Source data:
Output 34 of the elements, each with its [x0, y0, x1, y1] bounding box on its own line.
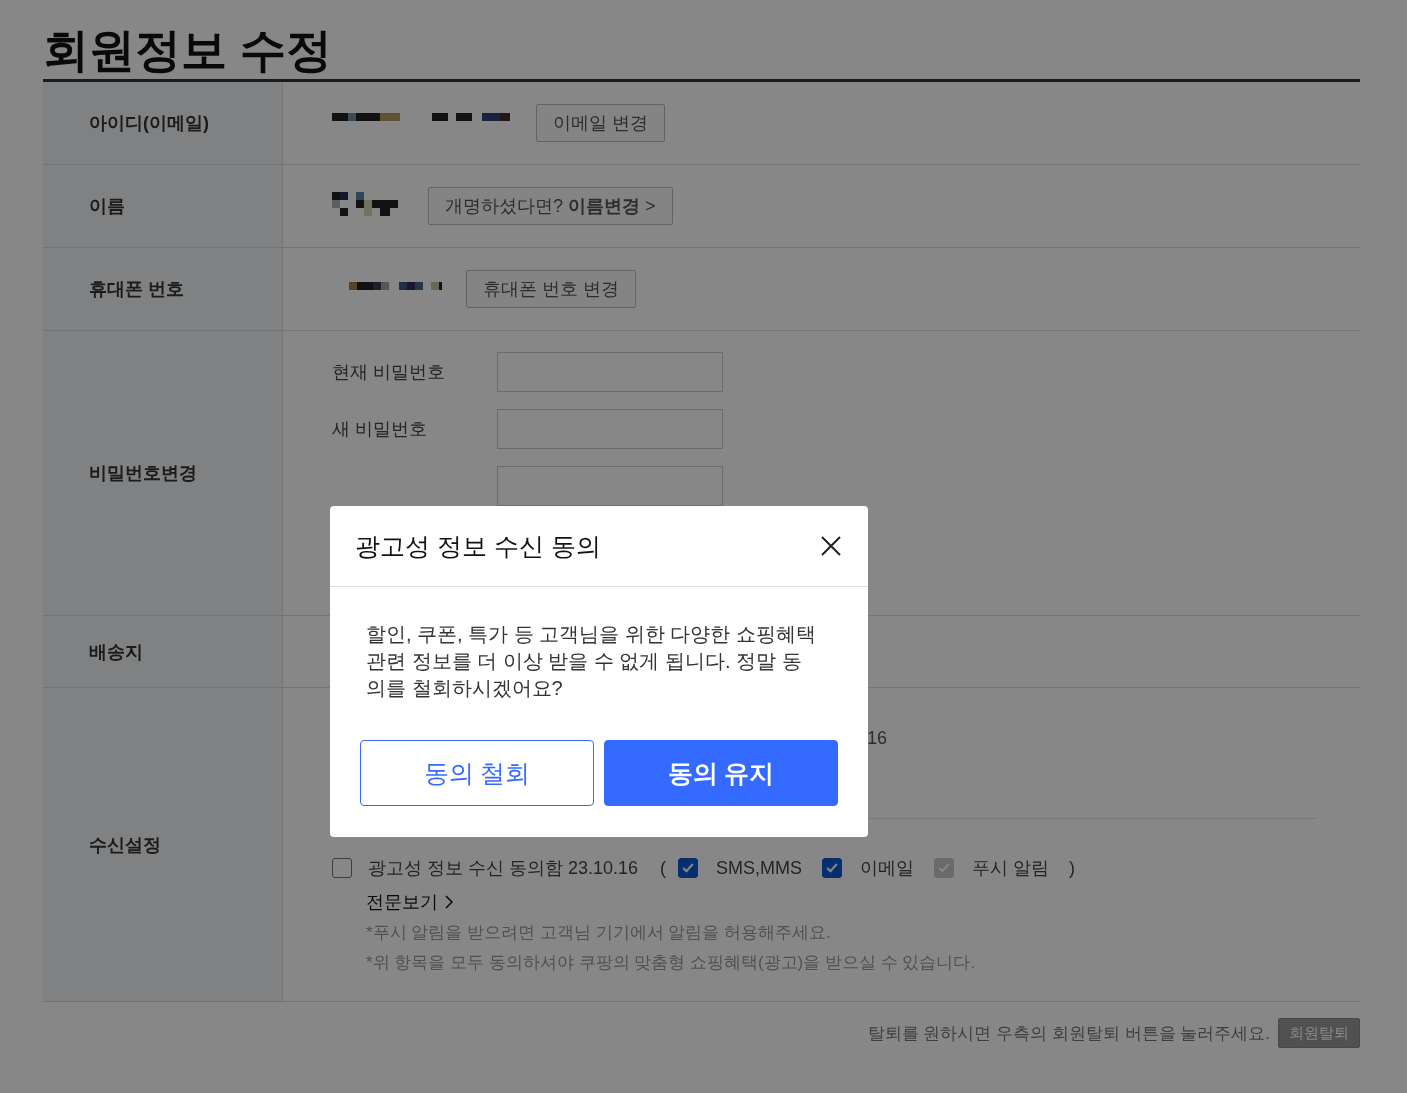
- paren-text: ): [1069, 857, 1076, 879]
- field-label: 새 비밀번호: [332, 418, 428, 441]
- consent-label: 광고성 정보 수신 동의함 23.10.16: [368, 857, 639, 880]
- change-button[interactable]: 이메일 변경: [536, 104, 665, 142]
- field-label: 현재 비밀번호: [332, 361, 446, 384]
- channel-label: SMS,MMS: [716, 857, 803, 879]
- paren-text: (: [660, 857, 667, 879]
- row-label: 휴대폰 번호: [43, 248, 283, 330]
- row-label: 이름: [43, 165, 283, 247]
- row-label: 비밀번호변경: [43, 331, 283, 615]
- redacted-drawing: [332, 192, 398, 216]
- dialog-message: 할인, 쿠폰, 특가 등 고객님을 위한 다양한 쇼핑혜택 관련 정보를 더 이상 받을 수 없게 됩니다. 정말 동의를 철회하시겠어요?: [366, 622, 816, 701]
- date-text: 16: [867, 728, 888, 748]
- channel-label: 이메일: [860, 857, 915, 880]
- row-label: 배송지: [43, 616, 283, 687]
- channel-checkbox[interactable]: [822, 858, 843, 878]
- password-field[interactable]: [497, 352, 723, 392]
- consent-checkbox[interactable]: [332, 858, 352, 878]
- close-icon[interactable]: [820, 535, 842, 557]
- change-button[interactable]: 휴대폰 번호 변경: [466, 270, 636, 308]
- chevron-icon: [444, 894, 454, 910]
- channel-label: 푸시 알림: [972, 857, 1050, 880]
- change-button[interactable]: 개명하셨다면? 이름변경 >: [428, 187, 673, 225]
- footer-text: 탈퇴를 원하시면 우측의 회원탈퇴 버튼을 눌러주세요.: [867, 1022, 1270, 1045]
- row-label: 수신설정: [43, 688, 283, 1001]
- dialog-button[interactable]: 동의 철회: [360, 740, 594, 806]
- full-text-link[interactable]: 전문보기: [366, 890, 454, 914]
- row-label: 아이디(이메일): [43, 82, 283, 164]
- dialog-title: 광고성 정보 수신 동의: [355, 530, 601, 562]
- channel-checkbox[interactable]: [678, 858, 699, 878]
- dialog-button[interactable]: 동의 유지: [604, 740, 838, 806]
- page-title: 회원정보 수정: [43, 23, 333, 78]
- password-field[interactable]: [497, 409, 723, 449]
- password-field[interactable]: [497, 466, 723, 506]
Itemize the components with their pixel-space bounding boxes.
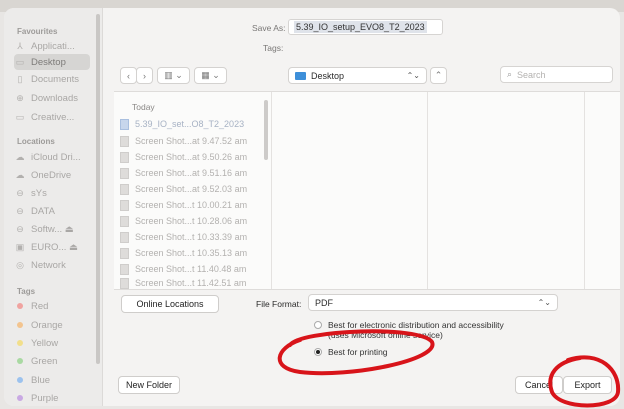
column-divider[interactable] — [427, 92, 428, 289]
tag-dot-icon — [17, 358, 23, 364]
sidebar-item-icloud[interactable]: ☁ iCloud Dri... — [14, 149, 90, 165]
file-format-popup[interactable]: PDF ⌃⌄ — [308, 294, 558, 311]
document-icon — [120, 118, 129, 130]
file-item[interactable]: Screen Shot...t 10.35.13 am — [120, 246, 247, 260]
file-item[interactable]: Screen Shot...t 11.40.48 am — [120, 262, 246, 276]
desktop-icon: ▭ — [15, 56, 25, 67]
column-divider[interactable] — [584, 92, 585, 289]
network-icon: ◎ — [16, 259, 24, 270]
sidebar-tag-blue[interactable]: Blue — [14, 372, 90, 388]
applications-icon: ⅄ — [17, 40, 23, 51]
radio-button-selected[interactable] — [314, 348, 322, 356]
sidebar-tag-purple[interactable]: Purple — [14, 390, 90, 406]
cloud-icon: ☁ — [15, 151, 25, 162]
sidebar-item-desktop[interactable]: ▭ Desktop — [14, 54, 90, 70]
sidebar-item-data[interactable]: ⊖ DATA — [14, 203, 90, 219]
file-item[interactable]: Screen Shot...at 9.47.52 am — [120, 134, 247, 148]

- What is required -
Rewrite the stretch of entries from the line containing "column-divider[interactable] — [427, 92, 428, 289]" through the line containing "network-icon: ◎ — [16, 259, 24, 270]" as a Markdown table with the columns "Row" and "Line", numbering each line and leaving out any blank ones.

- Finished task -
| Row | Line |
|---|---|
| 1 | column-divider[interactable] — [427, 92, 428, 289] |
| 2 | tag-dot-icon — [17, 358, 23, 364] |
| 3 | sidebar-item-icloud[interactable]: ☁ iCloud Dri... — [14, 149, 90, 165] |
| 4 | file-format-popup[interactable]: PDF ⌃⌄ — [308, 294, 558, 311] |
| 5 | document-icon — [120, 118, 129, 130] |
| 6 | file-item[interactable]: Screen Shot...t 10.35.13 am — [120, 246, 247, 260] |
| 7 | file-item[interactable]: Screen Shot...t 11.40.48 am — [120, 262, 246, 276] |
| 8 | desktop-icon: ▭ — [15, 56, 25, 67] |
| 9 | column-divider[interactable] — [584, 92, 585, 289] |
| 10 | network-icon: ◎ — [16, 259, 24, 270] |